◆ The task
Print all the records exactly, please.

(Dataset records)
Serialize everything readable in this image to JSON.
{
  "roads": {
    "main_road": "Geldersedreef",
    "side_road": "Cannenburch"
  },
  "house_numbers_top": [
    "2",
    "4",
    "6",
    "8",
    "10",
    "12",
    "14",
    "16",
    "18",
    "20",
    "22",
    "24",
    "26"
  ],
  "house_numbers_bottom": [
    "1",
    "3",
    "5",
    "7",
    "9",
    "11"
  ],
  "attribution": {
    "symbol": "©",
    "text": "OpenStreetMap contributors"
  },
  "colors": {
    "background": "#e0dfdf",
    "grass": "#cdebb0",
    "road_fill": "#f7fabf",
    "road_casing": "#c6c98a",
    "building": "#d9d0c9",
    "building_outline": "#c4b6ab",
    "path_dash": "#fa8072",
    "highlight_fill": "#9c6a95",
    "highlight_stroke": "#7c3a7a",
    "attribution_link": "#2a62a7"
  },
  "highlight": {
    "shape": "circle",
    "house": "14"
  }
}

◆ Complete response
Serialize everything readable in this image to JSON.
{
  "roads": {
    "main_road": "Geldersedreef",
    "side_road": "Cannenburch"
  },
  "house_numbers_top": [
    "2",
    "4",
    "6",
    "8",
    "10",
    "12",
    "14",
    "16",
    "18",
    "20",
    "22",
    "24",
    "26"
  ],
  "house_numbers_bottom": [
    "1",
    "3",
    "5",
    "7",
    "9",
    "11"
  ],
  "attribution": {
    "symbol": "©",
    "text": "OpenStreetMap contributors"
  },
  "colors": {
    "background": "#e0dfdf",
    "grass": "#cdebb0",
    "road_fill": "#f7fabf",
    "road_casing": "#c6c98a",
    "building": "#d9d0c9",
    "building_outline": "#c4b6ab",
    "path_dash": "#fa8072",
    "highlight_fill": "#9c6a95",
    "highlight_stroke": "#7c3a7a",
    "attribution_link": "#2a62a7"
  },
  "highlight": {
    "shape": "circle",
    "house": "14"
  }
}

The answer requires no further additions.